------ Data in this exercise ------

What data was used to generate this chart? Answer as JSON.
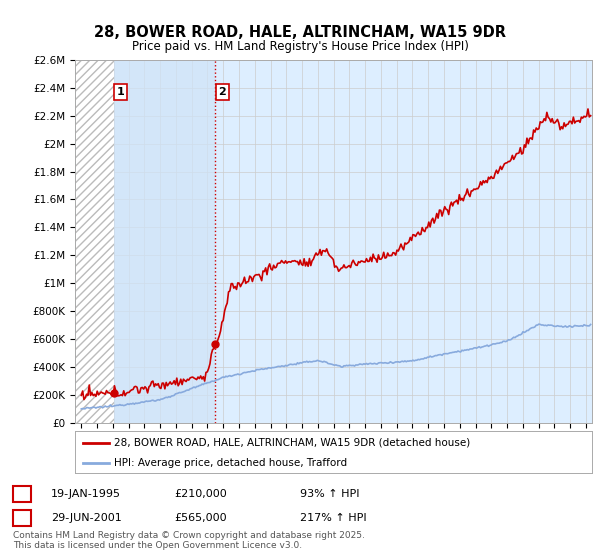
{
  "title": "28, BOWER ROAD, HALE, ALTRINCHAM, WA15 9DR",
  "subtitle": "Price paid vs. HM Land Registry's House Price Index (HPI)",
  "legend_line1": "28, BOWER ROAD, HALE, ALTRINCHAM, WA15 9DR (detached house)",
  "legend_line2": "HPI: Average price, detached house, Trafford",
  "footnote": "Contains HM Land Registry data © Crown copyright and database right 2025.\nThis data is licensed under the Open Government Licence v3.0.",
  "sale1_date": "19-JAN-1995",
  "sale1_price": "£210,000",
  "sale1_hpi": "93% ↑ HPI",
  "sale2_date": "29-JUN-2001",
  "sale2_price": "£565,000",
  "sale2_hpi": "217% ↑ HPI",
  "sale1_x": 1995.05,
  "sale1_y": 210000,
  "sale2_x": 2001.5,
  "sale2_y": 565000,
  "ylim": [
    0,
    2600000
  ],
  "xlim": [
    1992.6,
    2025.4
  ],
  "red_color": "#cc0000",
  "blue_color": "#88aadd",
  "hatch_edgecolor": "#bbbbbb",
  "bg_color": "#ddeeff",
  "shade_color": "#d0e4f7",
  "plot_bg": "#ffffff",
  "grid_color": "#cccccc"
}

------

**Problem statement:** Copy each line above that contains the string "ALTRINCHAM".

**Output of the exercise:**
  "title": "28, BOWER ROAD, HALE, ALTRINCHAM, WA15 9DR",
  "legend_line1": "28, BOWER ROAD, HALE, ALTRINCHAM, WA15 9DR (detached house)",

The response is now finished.